— WHAT TO PRODUCE —
Write out the entries below once more, exactly.

— GIVEN INFORMATION —
• • • • • • •

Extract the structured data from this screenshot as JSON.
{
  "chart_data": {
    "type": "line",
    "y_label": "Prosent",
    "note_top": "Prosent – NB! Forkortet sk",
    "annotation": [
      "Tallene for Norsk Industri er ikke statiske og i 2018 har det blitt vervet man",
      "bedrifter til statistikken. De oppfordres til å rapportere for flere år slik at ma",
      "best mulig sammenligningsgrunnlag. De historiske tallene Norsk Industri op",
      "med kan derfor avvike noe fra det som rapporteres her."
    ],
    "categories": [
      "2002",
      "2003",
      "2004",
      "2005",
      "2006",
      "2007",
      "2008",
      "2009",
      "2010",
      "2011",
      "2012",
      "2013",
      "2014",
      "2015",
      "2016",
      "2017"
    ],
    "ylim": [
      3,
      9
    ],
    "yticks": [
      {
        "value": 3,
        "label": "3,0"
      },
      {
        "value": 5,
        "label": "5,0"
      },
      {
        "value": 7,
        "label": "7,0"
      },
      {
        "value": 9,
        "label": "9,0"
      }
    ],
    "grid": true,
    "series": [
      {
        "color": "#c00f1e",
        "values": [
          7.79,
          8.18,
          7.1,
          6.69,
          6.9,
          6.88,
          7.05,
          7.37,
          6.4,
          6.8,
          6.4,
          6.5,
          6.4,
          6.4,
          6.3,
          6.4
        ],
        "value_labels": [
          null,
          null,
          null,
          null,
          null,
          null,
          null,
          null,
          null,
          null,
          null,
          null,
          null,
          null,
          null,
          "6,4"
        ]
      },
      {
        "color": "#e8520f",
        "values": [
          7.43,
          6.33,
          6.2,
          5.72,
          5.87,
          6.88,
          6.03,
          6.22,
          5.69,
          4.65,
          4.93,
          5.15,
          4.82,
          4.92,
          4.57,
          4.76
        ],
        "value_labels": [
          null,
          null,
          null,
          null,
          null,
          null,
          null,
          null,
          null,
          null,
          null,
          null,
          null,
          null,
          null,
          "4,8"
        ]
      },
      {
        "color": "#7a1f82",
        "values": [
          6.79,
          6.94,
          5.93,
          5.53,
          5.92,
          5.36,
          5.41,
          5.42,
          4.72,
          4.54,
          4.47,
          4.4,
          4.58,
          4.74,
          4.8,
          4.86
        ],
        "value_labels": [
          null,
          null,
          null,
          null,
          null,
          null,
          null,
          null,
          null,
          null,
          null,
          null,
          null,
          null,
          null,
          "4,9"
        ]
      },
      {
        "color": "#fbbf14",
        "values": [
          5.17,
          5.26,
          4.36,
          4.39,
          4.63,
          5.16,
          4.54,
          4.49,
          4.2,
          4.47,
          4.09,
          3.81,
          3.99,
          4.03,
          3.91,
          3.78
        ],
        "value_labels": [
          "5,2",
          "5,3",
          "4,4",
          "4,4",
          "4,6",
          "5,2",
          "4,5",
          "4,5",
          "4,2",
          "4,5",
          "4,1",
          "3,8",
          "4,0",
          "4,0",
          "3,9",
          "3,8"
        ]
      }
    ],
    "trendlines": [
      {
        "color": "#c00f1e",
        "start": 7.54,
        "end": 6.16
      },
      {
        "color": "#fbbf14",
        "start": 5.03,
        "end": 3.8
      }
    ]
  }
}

• • • • • • •

— TASK OUTPUT —
Extract the structured data from this screenshot as JSON.
{
  "chart_data": {
    "type": "line",
    "y_label": "Prosent",
    "note_top": "Prosent – NB! Forkortet sk",
    "annotation": [
      "Tallene for Norsk Industri er ikke statiske og i 2018 har det blitt vervet man",
      "bedrifter til statistikken. De oppfordres til å rapportere for flere år slik at ma",
      "best mulig sammenligningsgrunnlag. De historiske tallene Norsk Industri op",
      "med kan derfor avvike noe fra det som rapporteres her."
    ],
    "categories": [
      "2002",
      "2003",
      "2004",
      "2005",
      "2006",
      "2007",
      "2008",
      "2009",
      "2010",
      "2011",
      "2012",
      "2013",
      "2014",
      "2015",
      "2016",
      "2017"
    ],
    "ylim": [
      3,
      9
    ],
    "yticks": [
      {
        "value": 3,
        "label": "3,0"
      },
      {
        "value": 5,
        "label": "5,0"
      },
      {
        "value": 7,
        "label": "7,0"
      },
      {
        "value": 9,
        "label": "9,0"
      }
    ],
    "grid": true,
    "series": [
      {
        "color": "#c00f1e",
        "values": [
          7.79,
          8.18,
          7.1,
          6.69,
          6.9,
          6.88,
          7.05,
          7.37,
          6.4,
          6.8,
          6.4,
          6.5,
          6.4,
          6.4,
          6.3,
          6.4
        ],
        "value_labels": [
          null,
          null,
          null,
          null,
          null,
          null,
          null,
          null,
          null,
          null,
          null,
          null,
          null,
          null,
          null,
          "6,4"
        ]
      },
      {
        "color": "#e8520f",
        "values": [
          7.43,
          6.33,
          6.2,
          5.72,
          5.87,
          6.88,
          6.03,
          6.22,
          5.69,
          4.65,
          4.93,
          5.15,
          4.82,
          4.92,
          4.57,
          4.76
        ],
        "value_labels": [
          null,
          null,
          null,
          null,
          null,
          null,
          null,
          null,
          null,
          null,
          null,
          null,
          null,
          null,
          null,
          "4,8"
        ]
      },
      {
        "color": "#7a1f82",
        "values": [
          6.79,
          6.94,
          5.93,
          5.53,
          5.92,
          5.36,
          5.41,
          5.42,
          4.72,
          4.54,
          4.47,
          4.4,
          4.58,
          4.74,
          4.8,
          4.86
        ],
        "value_labels": [
          null,
          null,
          null,
          null,
          null,
          null,
          null,
          null,
          null,
          null,
          null,
          null,
          null,
          null,
          null,
          "4,9"
        ]
      },
      {
        "color": "#fbbf14",
        "values": [
          5.17,
          5.26,
          4.36,
          4.39,
          4.63,
          5.16,
          4.54,
          4.49,
          4.2,
          4.47,
          4.09,
          3.81,
          3.99,
          4.03,
          3.91,
          3.78
        ],
        "value_labels": [
          "5,2",
          "5,3",
          "4,4",
          "4,4",
          "4,6",
          "5,2",
          "4,5",
          "4,5",
          "4,2",
          "4,5",
          "4,1",
          "3,8",
          "4,0",
          "4,0",
          "3,9",
          "3,8"
        ]
      }
    ],
    "trendlines": [
      {
        "color": "#c00f1e",
        "start": 7.54,
        "end": 6.16
      },
      {
        "color": "#fbbf14",
        "start": 5.03,
        "end": 3.8
      }
    ]
  }
}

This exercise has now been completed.